Return the whole listing, keeping every character the same.

- - - - -

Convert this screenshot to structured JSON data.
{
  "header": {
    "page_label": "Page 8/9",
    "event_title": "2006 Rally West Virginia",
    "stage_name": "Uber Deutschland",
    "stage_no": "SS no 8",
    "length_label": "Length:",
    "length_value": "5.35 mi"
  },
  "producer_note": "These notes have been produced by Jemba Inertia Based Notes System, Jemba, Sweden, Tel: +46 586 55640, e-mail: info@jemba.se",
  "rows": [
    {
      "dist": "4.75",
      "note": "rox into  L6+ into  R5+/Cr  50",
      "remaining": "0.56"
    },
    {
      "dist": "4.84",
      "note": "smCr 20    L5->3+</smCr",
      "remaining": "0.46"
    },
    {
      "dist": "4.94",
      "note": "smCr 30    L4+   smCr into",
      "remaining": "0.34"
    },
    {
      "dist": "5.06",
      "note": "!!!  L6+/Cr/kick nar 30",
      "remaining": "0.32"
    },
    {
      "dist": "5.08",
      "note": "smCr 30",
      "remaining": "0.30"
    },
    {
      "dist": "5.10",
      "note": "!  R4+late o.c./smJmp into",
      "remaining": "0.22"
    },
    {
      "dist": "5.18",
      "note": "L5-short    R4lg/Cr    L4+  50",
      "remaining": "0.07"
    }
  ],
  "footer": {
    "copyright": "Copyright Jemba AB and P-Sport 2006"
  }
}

- - - - -

*Answer to the task*
Convert this screenshot to structured JSON data.
{
  "header": {
    "page_label": "Page 8/9",
    "event_title": "2006 Rally West Virginia",
    "stage_name": "Uber Deutschland",
    "stage_no": "SS no 8",
    "length_label": "Length:",
    "length_value": "5.35 mi"
  },
  "producer_note": "These notes have been produced by Jemba Inertia Based Notes System, Jemba, Sweden, Tel: +46 586 55640, e-mail: info@jemba.se",
  "rows": [
    {
      "dist": "4.75",
      "note": "rox into  L6+ into  R5+/Cr  50",
      "remaining": "0.56"
    },
    {
      "dist": "4.84",
      "note": "smCr 20    L5->3+</smCr",
      "remaining": "0.46"
    },
    {
      "dist": "4.94",
      "note": "smCr 30    L4+   smCr into",
      "remaining": "0.34"
    },
    {
      "dist": "5.06",
      "note": "!!!  L6+/Cr/kick nar 30",
      "remaining": "0.32"
    },
    {
      "dist": "5.08",
      "note": "smCr 30",
      "remaining": "0.30"
    },
    {
      "dist": "5.10",
      "note": "!  R4+late o.c./smJmp into",
      "remaining": "0.22"
    },
    {
      "dist": "5.18",
      "note": "L5-short    R4lg/Cr    L4+  50",
      "remaining": "0.07"
    }
  ],
  "footer": {
    "copyright": "Copyright Jemba AB and P-Sport 2006"
  }
}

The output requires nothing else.